* **INSTRUCTIONS TO FOLLOW**: From the records below, take each line where the string "bhid" shows up and copy it.

* **AVAILABLE RECORDS**:
==*==

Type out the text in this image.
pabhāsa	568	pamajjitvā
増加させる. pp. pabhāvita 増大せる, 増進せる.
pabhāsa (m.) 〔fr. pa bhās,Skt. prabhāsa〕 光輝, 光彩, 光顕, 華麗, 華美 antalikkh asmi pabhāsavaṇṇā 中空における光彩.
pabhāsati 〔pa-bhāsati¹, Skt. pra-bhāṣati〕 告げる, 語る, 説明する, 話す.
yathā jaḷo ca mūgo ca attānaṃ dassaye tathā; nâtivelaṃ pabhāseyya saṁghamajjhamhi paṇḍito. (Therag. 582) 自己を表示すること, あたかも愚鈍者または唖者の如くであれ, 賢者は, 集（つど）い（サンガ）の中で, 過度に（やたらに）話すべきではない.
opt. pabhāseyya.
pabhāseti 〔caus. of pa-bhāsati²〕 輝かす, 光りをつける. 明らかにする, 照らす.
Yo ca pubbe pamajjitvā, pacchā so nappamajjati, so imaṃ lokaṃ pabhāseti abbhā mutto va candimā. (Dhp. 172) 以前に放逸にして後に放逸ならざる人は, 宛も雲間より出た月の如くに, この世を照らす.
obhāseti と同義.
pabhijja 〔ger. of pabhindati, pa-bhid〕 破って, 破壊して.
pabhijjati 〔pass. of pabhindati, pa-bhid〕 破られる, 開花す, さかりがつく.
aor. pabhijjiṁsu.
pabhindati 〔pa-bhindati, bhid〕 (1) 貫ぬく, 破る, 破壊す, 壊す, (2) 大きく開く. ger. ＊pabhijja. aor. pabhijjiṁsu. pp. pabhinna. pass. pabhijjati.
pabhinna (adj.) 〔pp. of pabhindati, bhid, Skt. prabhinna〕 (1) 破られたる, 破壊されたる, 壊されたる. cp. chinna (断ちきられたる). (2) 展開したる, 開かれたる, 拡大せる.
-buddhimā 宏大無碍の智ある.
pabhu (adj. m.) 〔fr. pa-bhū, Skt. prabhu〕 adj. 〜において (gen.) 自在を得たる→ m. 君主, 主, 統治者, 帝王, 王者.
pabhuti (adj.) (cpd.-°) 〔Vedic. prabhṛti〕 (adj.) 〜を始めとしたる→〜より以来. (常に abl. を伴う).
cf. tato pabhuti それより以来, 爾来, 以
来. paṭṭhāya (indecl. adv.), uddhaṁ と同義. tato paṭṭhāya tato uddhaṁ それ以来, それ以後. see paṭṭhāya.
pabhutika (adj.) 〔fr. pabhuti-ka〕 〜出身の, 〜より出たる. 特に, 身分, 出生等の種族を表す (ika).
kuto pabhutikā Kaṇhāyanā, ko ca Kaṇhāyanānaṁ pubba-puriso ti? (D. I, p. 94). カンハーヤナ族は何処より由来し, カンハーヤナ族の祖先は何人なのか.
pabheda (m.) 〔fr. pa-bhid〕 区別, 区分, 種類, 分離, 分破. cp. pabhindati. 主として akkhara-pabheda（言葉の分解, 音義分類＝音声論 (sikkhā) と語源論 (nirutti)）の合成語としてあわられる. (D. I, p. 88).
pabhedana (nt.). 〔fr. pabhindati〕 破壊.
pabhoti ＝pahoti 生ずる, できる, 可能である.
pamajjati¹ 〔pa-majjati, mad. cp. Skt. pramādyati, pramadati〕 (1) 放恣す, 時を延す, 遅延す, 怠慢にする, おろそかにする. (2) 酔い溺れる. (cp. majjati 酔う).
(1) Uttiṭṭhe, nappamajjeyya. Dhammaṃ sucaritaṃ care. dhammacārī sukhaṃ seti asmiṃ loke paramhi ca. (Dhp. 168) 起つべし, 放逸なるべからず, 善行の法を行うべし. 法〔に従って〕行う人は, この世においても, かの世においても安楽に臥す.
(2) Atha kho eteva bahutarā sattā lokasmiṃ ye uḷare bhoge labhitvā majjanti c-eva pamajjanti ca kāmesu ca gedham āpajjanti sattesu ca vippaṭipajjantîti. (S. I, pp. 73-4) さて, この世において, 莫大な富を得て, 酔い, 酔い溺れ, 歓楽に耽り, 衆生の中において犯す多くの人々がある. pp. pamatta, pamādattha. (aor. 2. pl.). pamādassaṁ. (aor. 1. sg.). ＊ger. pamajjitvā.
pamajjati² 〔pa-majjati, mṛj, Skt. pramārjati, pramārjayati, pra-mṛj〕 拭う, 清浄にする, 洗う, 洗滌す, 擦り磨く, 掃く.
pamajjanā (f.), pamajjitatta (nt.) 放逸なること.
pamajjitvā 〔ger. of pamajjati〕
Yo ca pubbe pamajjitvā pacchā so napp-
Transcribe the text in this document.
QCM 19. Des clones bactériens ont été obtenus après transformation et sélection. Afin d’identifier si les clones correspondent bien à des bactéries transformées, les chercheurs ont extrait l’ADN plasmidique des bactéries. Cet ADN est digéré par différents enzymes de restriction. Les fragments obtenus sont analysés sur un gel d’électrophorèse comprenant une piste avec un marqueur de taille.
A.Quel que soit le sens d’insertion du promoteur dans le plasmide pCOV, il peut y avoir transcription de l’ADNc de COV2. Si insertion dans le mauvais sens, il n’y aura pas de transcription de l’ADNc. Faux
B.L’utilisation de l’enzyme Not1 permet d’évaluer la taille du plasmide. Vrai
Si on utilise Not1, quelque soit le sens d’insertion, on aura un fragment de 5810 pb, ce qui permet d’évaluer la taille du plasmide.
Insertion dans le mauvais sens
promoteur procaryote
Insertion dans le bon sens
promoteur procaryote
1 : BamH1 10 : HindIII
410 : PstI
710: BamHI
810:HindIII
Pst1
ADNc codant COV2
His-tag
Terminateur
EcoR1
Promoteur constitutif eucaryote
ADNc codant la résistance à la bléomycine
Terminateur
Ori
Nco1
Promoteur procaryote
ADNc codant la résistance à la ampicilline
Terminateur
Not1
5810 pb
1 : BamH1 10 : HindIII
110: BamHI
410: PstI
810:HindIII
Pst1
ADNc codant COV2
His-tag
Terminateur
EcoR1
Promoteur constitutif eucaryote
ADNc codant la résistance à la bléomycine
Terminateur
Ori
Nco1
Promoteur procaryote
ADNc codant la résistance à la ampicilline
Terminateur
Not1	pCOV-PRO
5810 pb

==*==

* **YOUR SOLUTION**:
pabhijja 〔ger. of pabhindati, pa-bhid〕 破って, 破壊して.
pabhijjati 〔pass. of pabhindati, pa-bhid〕 破られる, 開花す, さかりがつく.
pabhindati 〔pa-bhindati, bhid〕 (1) 貫ぬく, 破る, 破壊す, 壊す, (2) 大きく開く. ger. ＊pabhijja. aor. pabhijjiṁsu. pp. pabhinna. pass. pabhijjati.
pabhinna (adj.) 〔pp. of pabhindati, bhid, Skt. prabhinna〕 (1) 破られたる, 破壊されたる, 壊されたる. cp. chinna (断ちきられたる). (2) 展開したる, 開かれたる, 拡大せる.
pabheda (m.) 〔fr. pa-bhid〕 区別, 区分, 種類, 分離, 分破. cp. pabhindati. 主として akkhara-pabheda（言葉の分解, 音義分類＝音声論 (sikkhā) と語源論 (nirutti)）の合成語としてあわられる. (D. I, p. 88).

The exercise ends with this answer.